→ **Directions for this task**
Each line that holds the word "text" counts once; give the total number of such lines and nothing else.

________________________

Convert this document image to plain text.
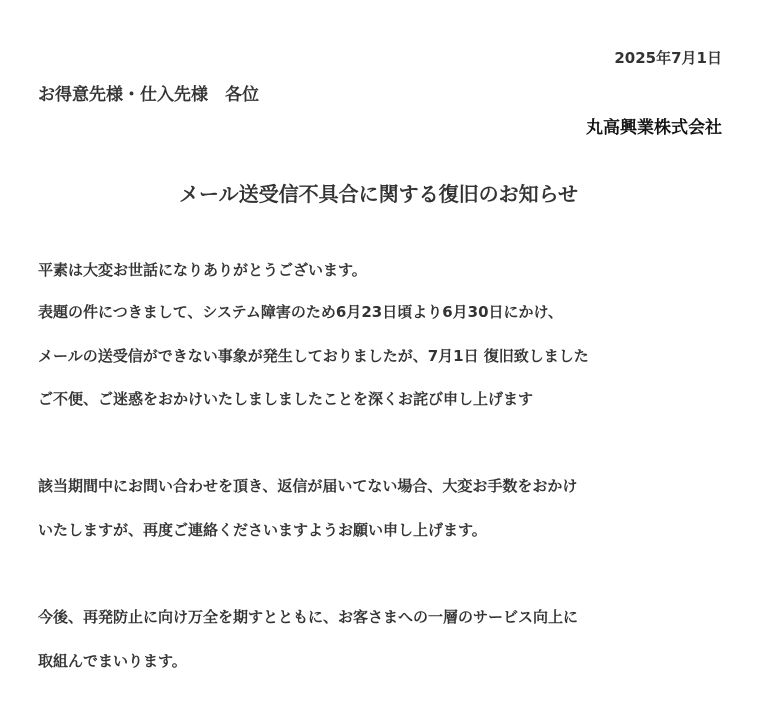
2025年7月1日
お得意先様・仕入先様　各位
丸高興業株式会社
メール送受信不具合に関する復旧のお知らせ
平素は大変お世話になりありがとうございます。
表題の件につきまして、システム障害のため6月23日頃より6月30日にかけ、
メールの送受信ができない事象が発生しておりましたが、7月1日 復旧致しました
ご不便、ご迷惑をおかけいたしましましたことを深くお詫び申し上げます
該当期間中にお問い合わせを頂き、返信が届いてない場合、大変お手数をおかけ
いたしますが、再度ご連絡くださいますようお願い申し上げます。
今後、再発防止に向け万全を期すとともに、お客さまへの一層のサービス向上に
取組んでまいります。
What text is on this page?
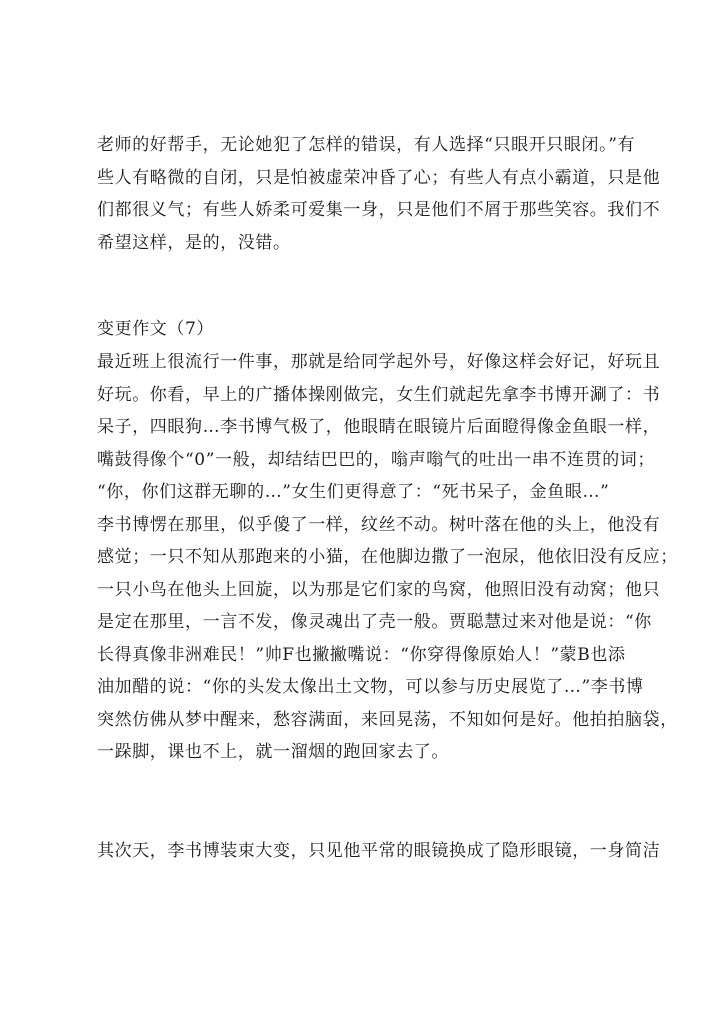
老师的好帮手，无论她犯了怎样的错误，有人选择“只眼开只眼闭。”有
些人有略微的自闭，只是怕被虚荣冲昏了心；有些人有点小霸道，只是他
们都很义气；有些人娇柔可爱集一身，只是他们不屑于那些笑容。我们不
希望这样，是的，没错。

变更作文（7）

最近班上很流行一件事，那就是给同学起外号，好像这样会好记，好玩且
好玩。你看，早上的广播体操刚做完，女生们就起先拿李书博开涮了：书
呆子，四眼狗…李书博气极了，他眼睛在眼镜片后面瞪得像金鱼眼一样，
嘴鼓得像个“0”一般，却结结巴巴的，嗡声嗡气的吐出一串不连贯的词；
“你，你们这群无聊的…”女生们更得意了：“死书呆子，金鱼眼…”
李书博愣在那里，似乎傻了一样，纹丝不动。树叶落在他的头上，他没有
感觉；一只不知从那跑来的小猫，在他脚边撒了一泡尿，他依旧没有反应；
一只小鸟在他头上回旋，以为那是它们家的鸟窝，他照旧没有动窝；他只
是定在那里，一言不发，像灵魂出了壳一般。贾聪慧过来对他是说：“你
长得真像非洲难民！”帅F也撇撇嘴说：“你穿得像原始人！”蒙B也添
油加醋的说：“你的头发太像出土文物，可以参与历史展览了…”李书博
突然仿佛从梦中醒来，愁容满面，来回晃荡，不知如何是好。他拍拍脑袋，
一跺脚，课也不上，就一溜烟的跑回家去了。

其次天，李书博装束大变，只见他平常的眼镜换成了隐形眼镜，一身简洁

________________________

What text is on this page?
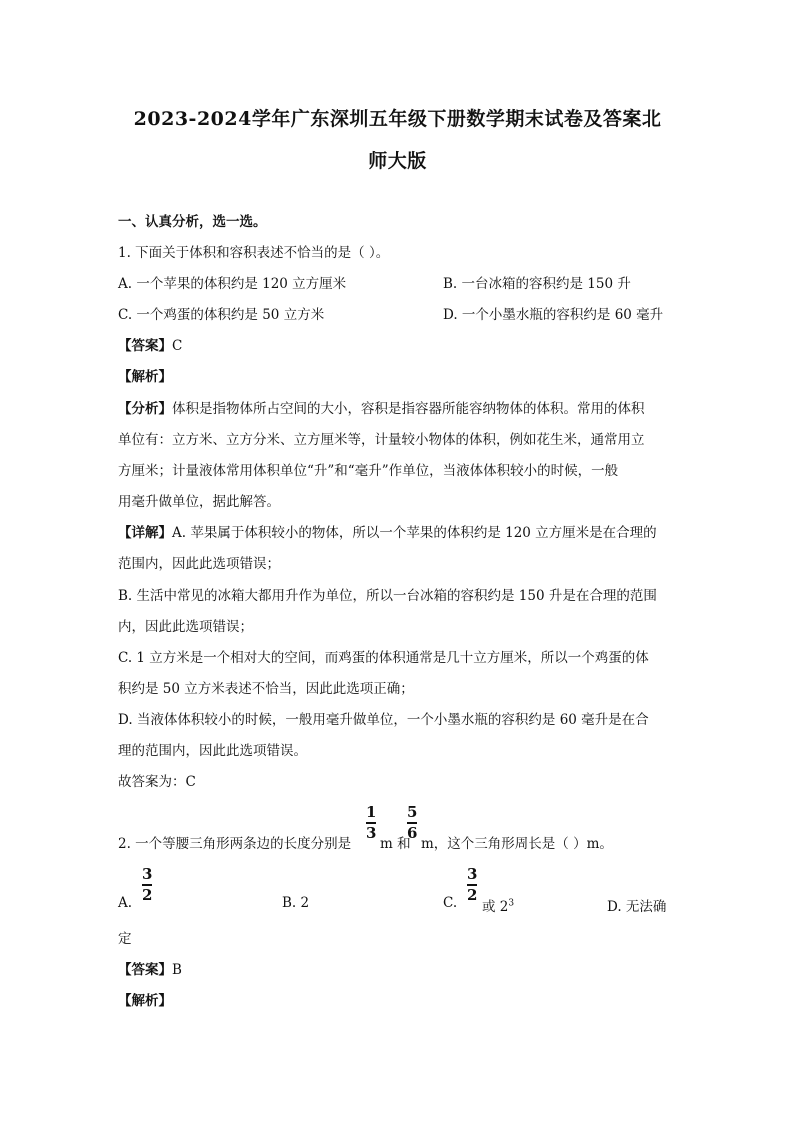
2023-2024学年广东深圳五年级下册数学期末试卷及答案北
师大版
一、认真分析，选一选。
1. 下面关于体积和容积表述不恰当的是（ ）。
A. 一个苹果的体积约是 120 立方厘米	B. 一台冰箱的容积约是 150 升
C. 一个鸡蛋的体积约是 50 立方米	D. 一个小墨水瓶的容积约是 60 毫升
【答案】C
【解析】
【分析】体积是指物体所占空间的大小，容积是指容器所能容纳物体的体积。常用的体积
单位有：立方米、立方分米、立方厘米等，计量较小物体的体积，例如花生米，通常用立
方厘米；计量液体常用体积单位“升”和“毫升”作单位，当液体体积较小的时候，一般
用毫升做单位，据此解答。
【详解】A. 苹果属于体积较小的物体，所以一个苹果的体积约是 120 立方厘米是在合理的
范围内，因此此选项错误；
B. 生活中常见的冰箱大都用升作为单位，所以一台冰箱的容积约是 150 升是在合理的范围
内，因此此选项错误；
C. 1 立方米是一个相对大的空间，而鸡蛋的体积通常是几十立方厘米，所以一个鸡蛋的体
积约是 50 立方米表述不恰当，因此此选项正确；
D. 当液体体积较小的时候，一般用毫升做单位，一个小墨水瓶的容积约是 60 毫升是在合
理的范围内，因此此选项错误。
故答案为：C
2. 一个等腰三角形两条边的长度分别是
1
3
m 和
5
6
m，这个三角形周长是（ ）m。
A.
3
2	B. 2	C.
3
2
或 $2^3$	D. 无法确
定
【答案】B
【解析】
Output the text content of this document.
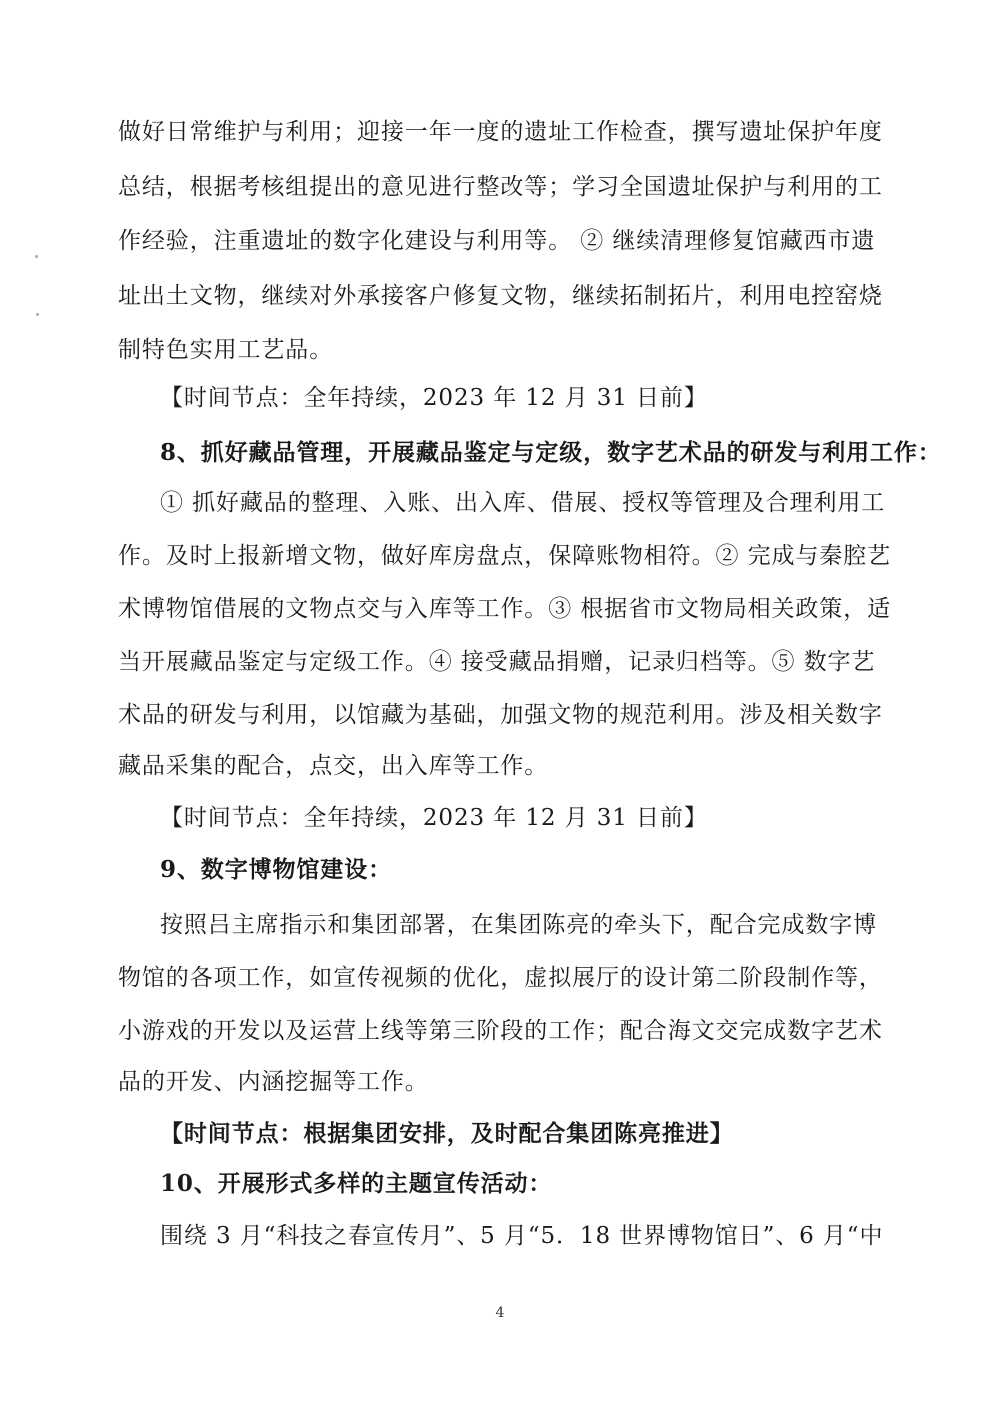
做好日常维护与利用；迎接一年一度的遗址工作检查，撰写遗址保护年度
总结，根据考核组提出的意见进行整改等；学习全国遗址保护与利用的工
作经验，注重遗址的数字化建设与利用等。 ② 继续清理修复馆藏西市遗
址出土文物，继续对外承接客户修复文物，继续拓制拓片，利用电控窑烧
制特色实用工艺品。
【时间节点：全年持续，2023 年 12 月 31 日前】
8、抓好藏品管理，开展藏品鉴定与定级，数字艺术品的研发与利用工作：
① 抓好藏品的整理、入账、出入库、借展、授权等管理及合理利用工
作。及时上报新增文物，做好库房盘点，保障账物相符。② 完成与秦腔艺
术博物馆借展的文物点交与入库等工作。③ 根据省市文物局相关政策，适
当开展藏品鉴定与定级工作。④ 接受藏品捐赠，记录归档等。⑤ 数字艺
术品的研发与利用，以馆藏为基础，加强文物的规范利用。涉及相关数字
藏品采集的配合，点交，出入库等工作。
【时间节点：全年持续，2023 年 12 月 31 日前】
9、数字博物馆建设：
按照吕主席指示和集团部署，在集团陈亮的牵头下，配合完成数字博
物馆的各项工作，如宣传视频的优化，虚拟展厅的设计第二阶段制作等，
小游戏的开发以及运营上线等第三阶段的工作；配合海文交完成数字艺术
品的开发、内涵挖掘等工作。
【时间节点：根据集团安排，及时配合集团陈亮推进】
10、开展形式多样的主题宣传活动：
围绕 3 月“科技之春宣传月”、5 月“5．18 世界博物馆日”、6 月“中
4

________________________

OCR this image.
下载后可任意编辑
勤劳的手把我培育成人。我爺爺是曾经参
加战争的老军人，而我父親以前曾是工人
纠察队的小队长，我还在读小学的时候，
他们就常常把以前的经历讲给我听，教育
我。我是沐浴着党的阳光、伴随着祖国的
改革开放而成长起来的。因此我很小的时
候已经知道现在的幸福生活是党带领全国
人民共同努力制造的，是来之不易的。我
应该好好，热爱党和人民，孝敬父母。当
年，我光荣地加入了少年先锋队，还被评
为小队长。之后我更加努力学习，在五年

________________________

→ **Response for this exercise**
4